• Collected data entries:
•••

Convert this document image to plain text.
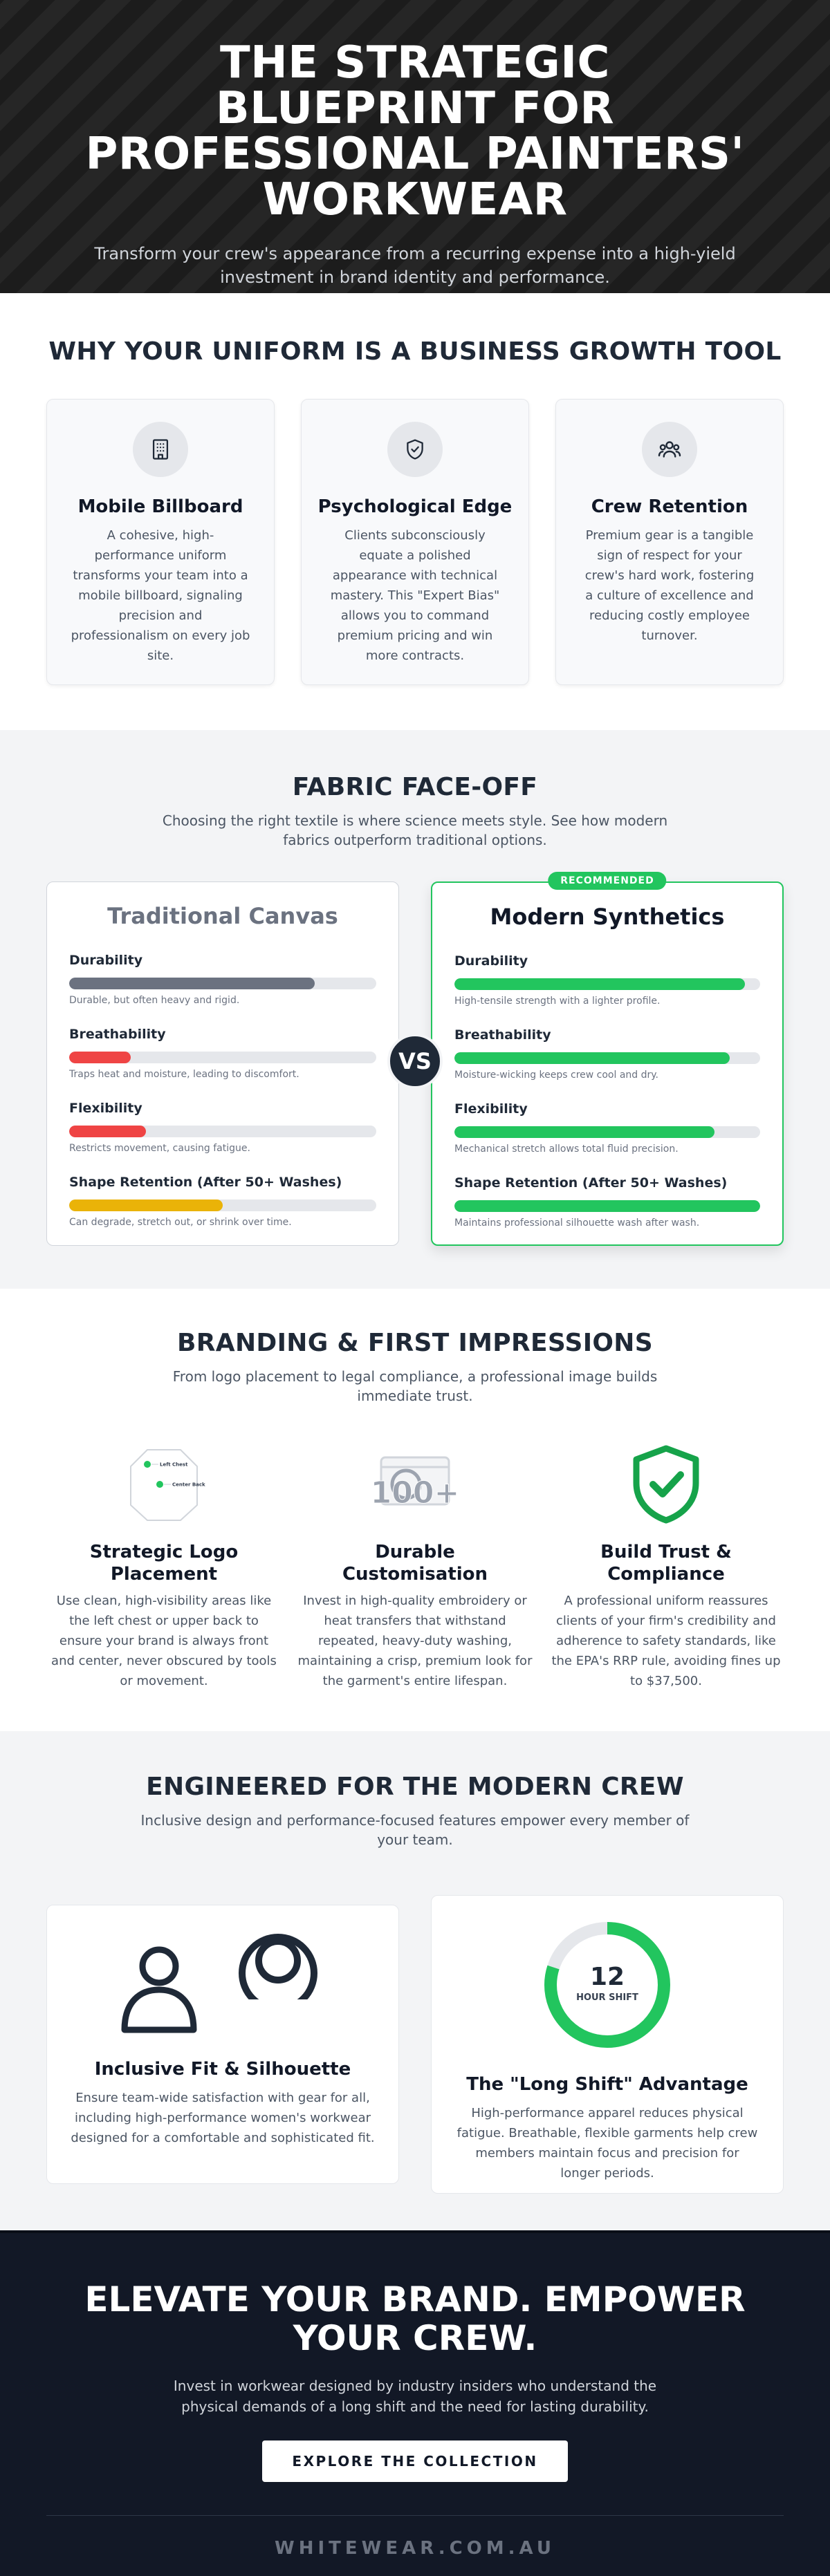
THE STRATEGIC BLUEPRINT FOR PROFESSIONAL PAINTERS' WORKWEAR

Transform your crew's appearance from a recurring expense into a high-yield investment in brand identity and performance.

WHY YOUR UNIFORM IS A BUSINESS GROWTH TOOL
Mobile Billboard

A cohesive, high-performance uniform transforms your team into a mobile billboard, signaling precision and professionalism on every job site.

Psychological Edge

Clients subconsciously equate a polished appearance with technical mastery. This "Expert Bias" allows you to command premium pricing and win more contracts.

Crew Retention

Premium gear is a tangible sign of respect for your crew's hard work, fostering a culture of excellence and reducing costly employee turnover.

FABRIC FACE-OFF

Choosing the right textile is where science meets style. See how modern fabrics outperform traditional options.

Traditional Canvas
Durability
Durable, but often heavy and rigid.
Breathability
Traps heat and moisture, leading to discomfort.
Flexibility
Restricts movement, causing fatigue.
Shape Retention (After 50+ Washes)
Can degrade, stretch out, or shrink over time.
RECOMMENDED
Modern Synthetics
Durability
High-tensile strength with a lighter profile.
Breathability
Moisture-wicking keeps crew cool and dry.
Flexibility
Mechanical stretch allows total fluid precision.
Shape Retention (After 50+ Washes)
Maintains professional silhouette wash after wash.
VS
BRANDING & FIRST IMPRESSIONS

From logo placement to legal compliance, a professional image builds immediate trust.

Left Chest
Center Back
Strategic Logo Placement

Use clean, high-visibility areas like the left chest or upper back to ensure your brand is always front and center, never obscured by tools or movement.

100+
Durable Customisation

Invest in high-quality embroidery or heat transfers that withstand repeated, heavy-duty washing, maintaining a crisp, premium look for the garment's entire lifespan.

Build Trust & Compliance

A professional uniform reassures clients of your firm's credibility and adherence to safety standards, like the EPA's RRP rule, avoiding fines up to $37,500.

ENGINEERED FOR THE MODERN CREW

Inclusive design and performance-focused features empower every member of your team.

Inclusive Fit & Silhouette

Ensure team-wide satisfaction with gear for all, including high-performance women's workwear designed for a comfortable and sophisticated fit.

12
HOUR SHIFT
The "Long Shift" Advantage

High-performance apparel reduces physical fatigue. Breathable, flexible garments help crew members maintain focus and precision for longer periods.

ELEVATE YOUR BRAND. EMPOWER YOUR CREW.

Invest in workwear designed by industry insiders who understand the physical demands of a long shift and the need for lasting durability.

EXPLORE THE COLLECTION
WHITEWEAR.COM.AU
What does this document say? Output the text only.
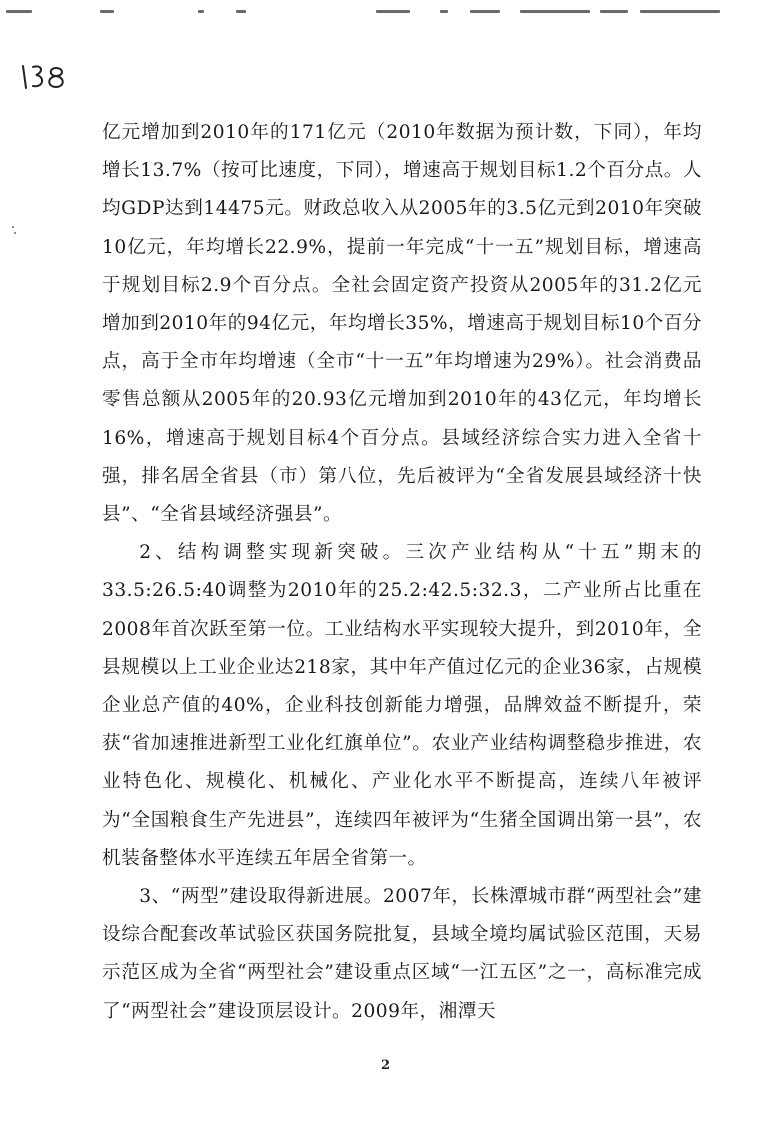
亿元增加到2010年的171亿元（2010年数据为预计数，下同），年均增长13.7%（按可比速度，下同），增速高于规划目标1.2个百分点。人均GDP达到14475元。财政总收入从2005年的3.5亿元到2010年突破10亿元，年均增长22.9%，提前一年完成“十一五”规划目标，增速高于规划目标2.9个百分点。全社会固定资产投资从2005年的31.2亿元增加到2010年的94亿元，年均增长35%，增速高于规划目标10个百分点，高于全市年均增速（全市“十一五”年均增速为29%）。社会消费品零售总额从2005年的20.93亿元增加到2010年的43亿元，年均增长16%，增速高于规划目标4个百分点。县域经济综合实力进入全省十强，排名居全省县（市）第八位，先后被评为“全省发展县域经济十快县”、“全省县域经济强县”。

2、结构调整实现新突破。三次产业结构从“十五”期末的33.5:26.5:40调整为2010年的25.2:42.5:32.3，二产业所占比重在2008年首次跃至第一位。工业结构水平实现较大提升，到2010年，全县规模以上工业企业达218家，其中年产值过亿元的企业36家，占规模企业总产值的40%，企业科技创新能力增强，品牌效益不断提升，荣获“省加速推进新型工业化红旗单位”。农业产业结构调整稳步推进，农业特色化、规模化、机械化、产业化水平不断提高，连续八年被评为“全国粮食生产先进县”，连续四年被评为“生猪全国调出第一县”，农机装备整体水平连续五年居全省第一。

3、“两型”建设取得新进展。2007年，长株潭城市群“两型社会”建设综合配套改革试验区获国务院批复，县域全境均属试验区范围，天易示范区成为全省“两型社会”建设重点区域“一江五区”之一，高标准完成了“两型社会”建设顶层设计。2009年，湘潭天

2
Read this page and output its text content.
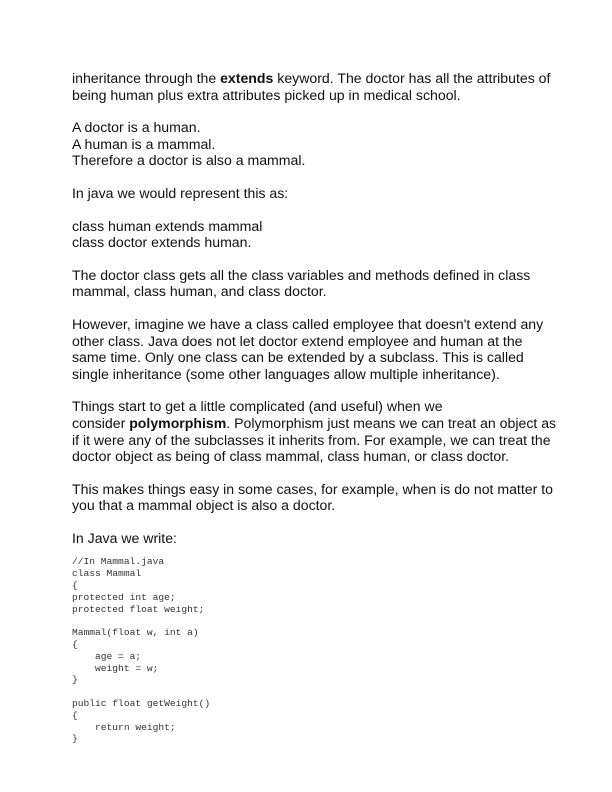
inheritance through the extends keyword. The doctor has all the attributes of
being human plus extra attributes picked up in medical school.

A doctor is a human.
A human is a mammal.
Therefore a doctor is also a mammal.

In java we would represent this as:

class human extends mammal
class doctor extends human.

The doctor class gets all the class variables and methods defined in class
mammal, class human, and class doctor.

However, imagine we have a class called employee that doesn't extend any
other class. Java does not let doctor extend employee and human at the
same time. Only one class can be extended by a subclass. This is called
single inheritance (some other languages allow multiple inheritance).

Things start to get a little complicated (and useful) when we
consider polymorphism. Polymorphism just means we can treat an object as
if it were any of the subclasses it inherits from. For example, we can treat the
doctor object as being of class mammal, class human, or class doctor.

This makes things easy in some cases, for example, when is do not matter to
you that a mammal object is also a doctor.

In Java we write:

//In Mammal.java
class Mammal
{
protected int age;
protected float weight;
Mammal(float w, int a)
{
age = a;
weight = w;
}
public float getWeight()
{
return weight;
}
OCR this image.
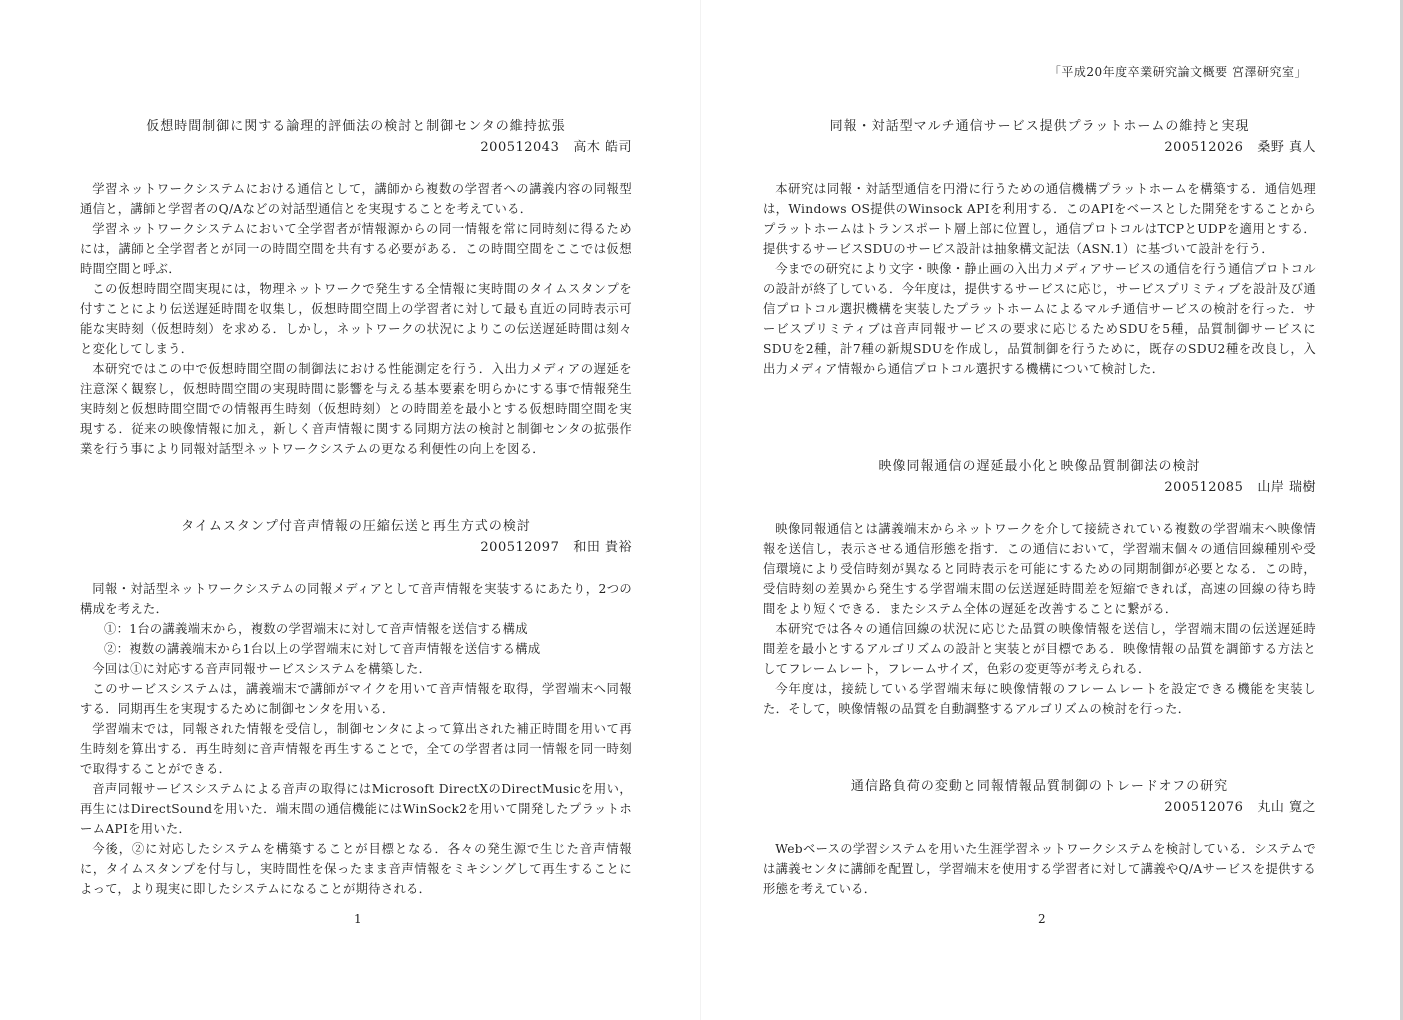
仮想時間制御に関する論理的評価法の検討と制御センタの維持拡張
200512043 高木 皓司

学習ネットワークシステムにおける通信として，講師から複数の学習者への講義内容の同報型通信と，講師と学習者のQ/Aなどの対話型通信とを実現することを考えている．

学習ネットワークシステムにおいて全学習者が情報源からの同一情報を常に同時刻に得るためには，講師と全学習者とが同一の時間空間を共有する必要がある．この時間空間をここでは仮想時間空間と呼ぶ．

この仮想時間空間実現には，物理ネットワークで発生する全情報に実時間のタイムスタンプを付すことにより伝送遅延時間を収集し，仮想時間空間上の学習者に対して最も直近の同時表示可能な実時刻（仮想時刻）を求める．しかし，ネットワークの状況によりこの伝送遅延時間は刻々と変化してしまう．

本研究ではこの中で仮想時間空間の制御法における性能測定を行う．入出力メディアの遅延を注意深く観察し，仮想時間空間の実現時間に影響を与える基本要素を明らかにする事で情報発生実時刻と仮想時間空間での情報再生時刻（仮想時刻）との時間差を最小とする仮想時間空間を実現する．従来の映像情報に加え，新しく音声情報に関する同期方法の検討と制御センタの拡張作業を行う事により同報対話型ネットワークシステムの更なる利便性の向上を図る．

タイムスタンプ付音声情報の圧縮伝送と再生方式の検討
200512097 和田 貴裕

同報・対話型ネットワークシステムの同報メディアとして音声情報を実装するにあたり，2つの構成を考えた．

①：1台の講義端末から，複数の学習端末に対して音声情報を送信する構成

②：複数の講義端末から1台以上の学習端末に対して音声情報を送信する構成

今回は①に対応する音声同報サービスシステムを構築した．

このサービスシステムは，講義端末で講師がマイクを用いて音声情報を取得，学習端末へ同報する．同期再生を実現するために制御センタを用いる．

学習端末では，同報された情報を受信し，制御センタによって算出された補正時間を用いて再生時刻を算出する．再生時刻に音声情報を再生することで，全ての学習者は同一情報を同一時刻で取得することができる．

音声同報サービスシステムによる音声の取得にはMicrosoft DirectXのDirectMusicを用い，再生にはDirectSoundを用いた．端末間の通信機能にはWinSock2を用いて開発したプラットホームAPIを用いた．

今後，②に対応したシステムを構築することが目標となる．各々の発生源で生じた音声情報に，タイムスタンプを付与し，実時間性を保ったまま音声情報をミキシングして再生することによって，より現実に即したシステムになることが期待される．

1
「平成20年度卒業研究論文概要 宮澤研究室」
同報・対話型マルチ通信サービス提供プラットホームの維持と実現
200512026 桑野 真人

本研究は同報・対話型通信を円滑に行うための通信機構プラットホームを構築する．通信処理は，Windows OS提供のWinsock APIを利用する．このAPIをベースとした開発をすることからプラットホームはトランスポート層上部に位置し，通信プロトコルはTCPとUDPを適用とする．提供するサービスSDUのサービス設計は抽象構文記法（ASN.1）に基づいて設計を行う．

今までの研究により文字・映像・静止画の入出力メディアサービスの通信を行う通信プロトコルの設計が終了している．今年度は，提供するサービスに応じ，サービスプリミティブを設計及び通信プロトコル選択機構を実装したプラットホームによるマルチ通信サービスの検討を行った．サービスプリミティブは音声同報サービスの要求に応じるためSDUを5種，品質制御サービスにSDUを2種，計7種の新規SDUを作成し，品質制御を行うために，既存のSDU2種を改良し，入出力メディア情報から通信プロトコル選択する機構について検討した．

映像同報通信の遅延最小化と映像品質制御法の検討
200512085 山岸 瑞樹

映像同報通信とは講義端末からネットワークを介して接続されている複数の学習端末へ映像情報を送信し，表示させる通信形態を指す．この通信において，学習端末個々の通信回線種別や受信環境により受信時刻が異なると同時表示を可能にするための同期制御が必要となる．この時，受信時刻の差異から発生する学習端末間の伝送遅延時間差を短縮できれば，高速の回線の待ち時間をより短くできる．またシステム全体の遅延を改善することに繋がる．

本研究では各々の通信回線の状況に応じた品質の映像情報を送信し，学習端末間の伝送遅延時間差を最小とするアルゴリズムの設計と実装とが目標である．映像情報の品質を調節する方法としてフレームレート，フレームサイズ，色彩の変更等が考えられる．

今年度は，接続している学習端末毎に映像情報のフレームレートを設定できる機能を実装した．そして，映像情報の品質を自動調整するアルゴリズムの検討を行った．

通信路負荷の変動と同報情報品質制御のトレードオフの研究
200512076 丸山 寛之

Webベースの学習システムを用いた生涯学習ネットワークシステムを検討している．システムでは講義センタに講師を配置し，学習端末を使用する学習者に対して講義やQ/Aサービスを提供する形態を考えている．

2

•••

Copy out every line with the word "performance".

Transform your crew's appearance from a recurring expense into a high-yield investment in brand identity and performance.
A cohesive, high-performance uniform transforms your team into a mobile billboard, signaling precision and professionalism on every job site.
Inclusive design and performance-focused features empower every member of your team.
Ensure team-wide satisfaction with gear for all, including high-performance women's workwear designed for a comfortable and sophisticated fit.
High-performance apparel reduces physical fatigue. Breathable, flexible garments help crew members maintain focus and precision for longer periods.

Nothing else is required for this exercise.